Instructions for the task »
Your task is to restate the data word for word.

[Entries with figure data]
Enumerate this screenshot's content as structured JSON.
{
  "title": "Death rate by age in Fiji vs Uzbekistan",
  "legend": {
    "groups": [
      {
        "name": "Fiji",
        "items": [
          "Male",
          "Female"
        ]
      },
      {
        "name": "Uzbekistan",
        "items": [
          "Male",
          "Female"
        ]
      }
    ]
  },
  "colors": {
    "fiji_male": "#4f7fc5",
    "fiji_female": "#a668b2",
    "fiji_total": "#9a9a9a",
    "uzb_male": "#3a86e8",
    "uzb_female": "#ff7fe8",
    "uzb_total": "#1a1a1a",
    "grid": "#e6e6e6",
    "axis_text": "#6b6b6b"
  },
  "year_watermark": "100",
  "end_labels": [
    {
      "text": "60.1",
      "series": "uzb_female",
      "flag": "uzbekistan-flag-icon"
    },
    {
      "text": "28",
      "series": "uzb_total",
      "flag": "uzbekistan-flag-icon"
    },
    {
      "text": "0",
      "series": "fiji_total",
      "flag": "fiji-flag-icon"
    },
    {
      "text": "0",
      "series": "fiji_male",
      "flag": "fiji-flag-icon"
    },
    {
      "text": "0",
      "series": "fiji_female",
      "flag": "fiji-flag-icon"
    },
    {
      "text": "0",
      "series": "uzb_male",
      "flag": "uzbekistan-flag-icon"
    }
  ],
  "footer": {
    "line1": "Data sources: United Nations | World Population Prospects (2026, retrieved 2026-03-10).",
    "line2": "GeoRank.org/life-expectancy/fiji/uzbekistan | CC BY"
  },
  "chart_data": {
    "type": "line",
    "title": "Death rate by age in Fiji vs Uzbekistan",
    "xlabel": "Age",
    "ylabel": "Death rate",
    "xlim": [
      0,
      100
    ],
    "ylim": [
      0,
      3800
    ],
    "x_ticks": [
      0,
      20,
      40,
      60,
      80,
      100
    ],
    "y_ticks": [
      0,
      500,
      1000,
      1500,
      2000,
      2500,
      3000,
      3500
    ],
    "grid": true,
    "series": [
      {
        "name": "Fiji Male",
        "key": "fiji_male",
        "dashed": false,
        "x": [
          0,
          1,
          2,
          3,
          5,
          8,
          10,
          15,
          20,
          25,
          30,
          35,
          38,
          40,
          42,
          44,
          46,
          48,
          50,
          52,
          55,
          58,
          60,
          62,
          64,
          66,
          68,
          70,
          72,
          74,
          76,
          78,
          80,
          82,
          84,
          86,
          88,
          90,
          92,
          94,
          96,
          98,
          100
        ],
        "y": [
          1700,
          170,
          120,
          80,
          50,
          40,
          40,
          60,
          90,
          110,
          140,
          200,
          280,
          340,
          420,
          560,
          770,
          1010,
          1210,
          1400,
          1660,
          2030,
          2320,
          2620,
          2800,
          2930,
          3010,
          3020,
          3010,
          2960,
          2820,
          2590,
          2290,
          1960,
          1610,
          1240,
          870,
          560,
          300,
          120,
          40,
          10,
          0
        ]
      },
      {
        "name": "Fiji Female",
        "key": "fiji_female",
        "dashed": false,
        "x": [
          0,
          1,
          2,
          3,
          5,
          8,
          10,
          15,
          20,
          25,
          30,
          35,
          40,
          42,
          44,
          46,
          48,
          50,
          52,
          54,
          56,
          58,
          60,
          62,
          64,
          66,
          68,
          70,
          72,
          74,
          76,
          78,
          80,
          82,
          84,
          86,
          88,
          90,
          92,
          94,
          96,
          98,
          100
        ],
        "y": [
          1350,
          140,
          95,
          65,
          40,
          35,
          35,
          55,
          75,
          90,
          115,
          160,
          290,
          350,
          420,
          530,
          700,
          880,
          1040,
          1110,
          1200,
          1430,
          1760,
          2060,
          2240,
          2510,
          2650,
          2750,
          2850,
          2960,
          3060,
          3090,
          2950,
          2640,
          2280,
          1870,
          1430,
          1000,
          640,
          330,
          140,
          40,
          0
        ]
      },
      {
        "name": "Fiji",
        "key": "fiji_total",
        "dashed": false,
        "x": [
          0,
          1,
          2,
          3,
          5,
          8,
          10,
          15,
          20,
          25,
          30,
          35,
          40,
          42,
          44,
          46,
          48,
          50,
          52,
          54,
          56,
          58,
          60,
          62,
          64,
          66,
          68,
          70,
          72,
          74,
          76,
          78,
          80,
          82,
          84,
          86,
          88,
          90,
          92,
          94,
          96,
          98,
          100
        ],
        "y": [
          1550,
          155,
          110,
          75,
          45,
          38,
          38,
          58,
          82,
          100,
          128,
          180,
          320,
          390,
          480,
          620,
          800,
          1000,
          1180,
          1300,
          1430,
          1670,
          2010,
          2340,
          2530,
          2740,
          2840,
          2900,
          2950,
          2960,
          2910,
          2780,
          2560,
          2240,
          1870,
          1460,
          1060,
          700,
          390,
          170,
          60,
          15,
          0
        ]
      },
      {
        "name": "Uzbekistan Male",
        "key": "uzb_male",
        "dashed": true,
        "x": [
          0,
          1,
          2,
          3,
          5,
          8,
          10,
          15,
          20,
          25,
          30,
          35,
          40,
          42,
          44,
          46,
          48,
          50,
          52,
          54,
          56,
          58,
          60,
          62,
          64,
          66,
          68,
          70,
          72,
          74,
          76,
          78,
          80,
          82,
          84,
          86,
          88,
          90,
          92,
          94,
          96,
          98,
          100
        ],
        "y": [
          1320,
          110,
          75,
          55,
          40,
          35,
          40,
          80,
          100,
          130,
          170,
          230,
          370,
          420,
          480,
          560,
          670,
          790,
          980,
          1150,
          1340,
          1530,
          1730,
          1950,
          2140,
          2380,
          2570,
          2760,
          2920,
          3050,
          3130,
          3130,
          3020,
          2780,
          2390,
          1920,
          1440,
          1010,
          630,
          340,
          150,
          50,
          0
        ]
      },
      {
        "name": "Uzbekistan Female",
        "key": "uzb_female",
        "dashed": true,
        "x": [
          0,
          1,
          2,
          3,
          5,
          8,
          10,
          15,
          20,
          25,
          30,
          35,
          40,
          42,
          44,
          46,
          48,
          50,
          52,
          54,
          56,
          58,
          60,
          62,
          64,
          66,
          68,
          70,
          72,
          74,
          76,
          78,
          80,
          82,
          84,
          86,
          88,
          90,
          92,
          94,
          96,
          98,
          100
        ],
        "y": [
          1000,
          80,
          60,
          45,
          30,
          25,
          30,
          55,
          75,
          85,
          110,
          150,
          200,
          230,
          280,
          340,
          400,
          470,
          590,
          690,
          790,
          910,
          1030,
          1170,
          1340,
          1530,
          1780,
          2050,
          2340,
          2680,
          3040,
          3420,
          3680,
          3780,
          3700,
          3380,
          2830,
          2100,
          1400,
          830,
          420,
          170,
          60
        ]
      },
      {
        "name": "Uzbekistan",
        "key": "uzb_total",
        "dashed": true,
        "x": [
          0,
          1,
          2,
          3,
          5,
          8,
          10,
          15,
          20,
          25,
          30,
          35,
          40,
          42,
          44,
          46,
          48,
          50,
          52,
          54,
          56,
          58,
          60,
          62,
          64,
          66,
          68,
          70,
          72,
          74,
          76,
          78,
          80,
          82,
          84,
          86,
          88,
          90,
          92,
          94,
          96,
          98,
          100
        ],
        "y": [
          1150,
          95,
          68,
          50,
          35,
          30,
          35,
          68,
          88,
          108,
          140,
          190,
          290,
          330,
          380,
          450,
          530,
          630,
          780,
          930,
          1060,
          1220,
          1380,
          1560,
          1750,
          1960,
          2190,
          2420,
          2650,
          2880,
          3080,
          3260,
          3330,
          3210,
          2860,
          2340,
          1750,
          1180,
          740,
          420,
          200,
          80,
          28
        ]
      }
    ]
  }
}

Finished task »
Enumerate this screenshot's content as structured JSON.
{
  "title": "Death rate by age in Fiji vs Uzbekistan",
  "legend": {
    "groups": [
      {
        "name": "Fiji",
        "items": [
          "Male",
          "Female"
        ]
      },
      {
        "name": "Uzbekistan",
        "items": [
          "Male",
          "Female"
        ]
      }
    ]
  },
  "colors": {
    "fiji_male": "#4f7fc5",
    "fiji_female": "#a668b2",
    "fiji_total": "#9a9a9a",
    "uzb_male": "#3a86e8",
    "uzb_female": "#ff7fe8",
    "uzb_total": "#1a1a1a",
    "grid": "#e6e6e6",
    "axis_text": "#6b6b6b"
  },
  "year_watermark": "100",
  "end_labels": [
    {
      "text": "60.1",
      "series": "uzb_female",
      "flag": "uzbekistan-flag-icon"
    },
    {
      "text": "28",
      "series": "uzb_total",
      "flag": "uzbekistan-flag-icon"
    },
    {
      "text": "0",
      "series": "fiji_total",
      "flag": "fiji-flag-icon"
    },
    {
      "text": "0",
      "series": "fiji_male",
      "flag": "fiji-flag-icon"
    },
    {
      "text": "0",
      "series": "fiji_female",
      "flag": "fiji-flag-icon"
    },
    {
      "text": "0",
      "series": "uzb_male",
      "flag": "uzbekistan-flag-icon"
    }
  ],
  "footer": {
    "line1": "Data sources: United Nations | World Population Prospects (2026, retrieved 2026-03-10).",
    "line2": "GeoRank.org/life-expectancy/fiji/uzbekistan | CC BY"
  },
  "chart_data": {
    "type": "line",
    "title": "Death rate by age in Fiji vs Uzbekistan",
    "xlabel": "Age",
    "ylabel": "Death rate",
    "xlim": [
      0,
      100
    ],
    "ylim": [
      0,
      3800
    ],
    "x_ticks": [
      0,
      20,
      40,
      60,
      80,
      100
    ],
    "y_ticks": [
      0,
      500,
      1000,
      1500,
      2000,
      2500,
      3000,
      3500
    ],
    "grid": true,
    "series": [
      {
        "name": "Fiji Male",
        "key": "fiji_male",
        "dashed": false,
        "x": [
          0,
          1,
          2,
          3,
          5,
          8,
          10,
          15,
          20,
          25,
          30,
          35,
          38,
          40,
          42,
          44,
          46,
          48,
          50,
          52,
          55,
          58,
          60,
          62,
          64,
          66,
          68,
          70,
          72,
          74,
          76,
          78,
          80,
          82,
          84,
          86,
          88,
          90,
          92,
          94,
          96,
          98,
          100
        ],
        "y": [
          1700,
          170,
          120,
          80,
          50,
          40,
          40,
          60,
          90,
          110,
          140,
          200,
          280,
          340,
          420,
          560,
          770,
          1010,
          1210,
          1400,
          1660,
          2030,
          2320,
          2620,
          2800,
          2930,
          3010,
          3020,
          3010,
          2960,
          2820,
          2590,
          2290,
          1960,
          1610,
          1240,
          870,
          560,
          300,
          120,
          40,
          10,
          0
        ]
      },
      {
        "name": "Fiji Female",
        "key": "fiji_female",
        "dashed": false,
        "x": [
          0,
          1,
          2,
          3,
          5,
          8,
          10,
          15,
          20,
          25,
          30,
          35,
          40,
          42,
          44,
          46,
          48,
          50,
          52,
          54,
          56,
          58,
          60,
          62,
          64,
          66,
          68,
          70,
          72,
          74,
          76,
          78,
          80,
          82,
          84,
          86,
          88,
          90,
          92,
          94,
          96,
          98,
          100
        ],
        "y": [
          1350,
          140,
          95,
          65,
          40,
          35,
          35,
          55,
          75,
          90,
          115,
          160,
          290,
          350,
          420,
          530,
          700,
          880,
          1040,
          1110,
          1200,
          1430,
          1760,
          2060,
          2240,
          2510,
          2650,
          2750,
          2850,
          2960,
          3060,
          3090,
          2950,
          2640,
          2280,
          1870,
          1430,
          1000,
          640,
          330,
          140,
          40,
          0
        ]
      },
      {
        "name": "Fiji",
        "key": "fiji_total",
        "dashed": false,
        "x": [
          0,
          1,
          2,
          3,
          5,
          8,
          10,
          15,
          20,
          25,
          30,
          35,
          40,
          42,
          44,
          46,
          48,
          50,
          52,
          54,
          56,
          58,
          60,
          62,
          64,
          66,
          68,
          70,
          72,
          74,
          76,
          78,
          80,
          82,
          84,
          86,
          88,
          90,
          92,
          94,
          96,
          98,
          100
        ],
        "y": [
          1550,
          155,
          110,
          75,
          45,
          38,
          38,
          58,
          82,
          100,
          128,
          180,
          320,
          390,
          480,
          620,
          800,
          1000,
          1180,
          1300,
          1430,
          1670,
          2010,
          2340,
          2530,
          2740,
          2840,
          2900,
          2950,
          2960,
          2910,
          2780,
          2560,
          2240,
          1870,
          1460,
          1060,
          700,
          390,
          170,
          60,
          15,
          0
        ]
      },
      {
        "name": "Uzbekistan Male",
        "key": "uzb_male",
        "dashed": true,
        "x": [
          0,
          1,
          2,
          3,
          5,
          8,
          10,
          15,
          20,
          25,
          30,
          35,
          40,
          42,
          44,
          46,
          48,
          50,
          52,
          54,
          56,
          58,
          60,
          62,
          64,
          66,
          68,
          70,
          72,
          74,
          76,
          78,
          80,
          82,
          84,
          86,
          88,
          90,
          92,
          94,
          96,
          98,
          100
        ],
        "y": [
          1320,
          110,
          75,
          55,
          40,
          35,
          40,
          80,
          100,
          130,
          170,
          230,
          370,
          420,
          480,
          560,
          670,
          790,
          980,
          1150,
          1340,
          1530,
          1730,
          1950,
          2140,
          2380,
          2570,
          2760,
          2920,
          3050,
          3130,
          3130,
          3020,
          2780,
          2390,
          1920,
          1440,
          1010,
          630,
          340,
          150,
          50,
          0
        ]
      },
      {
        "name": "Uzbekistan Female",
        "key": "uzb_female",
        "dashed": true,
        "x": [
          0,
          1,
          2,
          3,
          5,
          8,
          10,
          15,
          20,
          25,
          30,
          35,
          40,
          42,
          44,
          46,
          48,
          50,
          52,
          54,
          56,
          58,
          60,
          62,
          64,
          66,
          68,
          70,
          72,
          74,
          76,
          78,
          80,
          82,
          84,
          86,
          88,
          90,
          92,
          94,
          96,
          98,
          100
        ],
        "y": [
          1000,
          80,
          60,
          45,
          30,
          25,
          30,
          55,
          75,
          85,
          110,
          150,
          200,
          230,
          280,
          340,
          400,
          470,
          590,
          690,
          790,
          910,
          1030,
          1170,
          1340,
          1530,
          1780,
          2050,
          2340,
          2680,
          3040,
          3420,
          3680,
          3780,
          3700,
          3380,
          2830,
          2100,
          1400,
          830,
          420,
          170,
          60
        ]
      },
      {
        "name": "Uzbekistan",
        "key": "uzb_total",
        "dashed": true,
        "x": [
          0,
          1,
          2,
          3,
          5,
          8,
          10,
          15,
          20,
          25,
          30,
          35,
          40,
          42,
          44,
          46,
          48,
          50,
          52,
          54,
          56,
          58,
          60,
          62,
          64,
          66,
          68,
          70,
          72,
          74,
          76,
          78,
          80,
          82,
          84,
          86,
          88,
          90,
          92,
          94,
          96,
          98,
          100
        ],
        "y": [
          1150,
          95,
          68,
          50,
          35,
          30,
          35,
          68,
          88,
          108,
          140,
          190,
          290,
          330,
          380,
          450,
          530,
          630,
          780,
          930,
          1060,
          1220,
          1380,
          1560,
          1750,
          1960,
          2190,
          2420,
          2650,
          2880,
          3080,
          3260,
          3330,
          3210,
          2860,
          2340,
          1750,
          1180,
          740,
          420,
          200,
          80,
          28
        ]
      }
    ]
  }
}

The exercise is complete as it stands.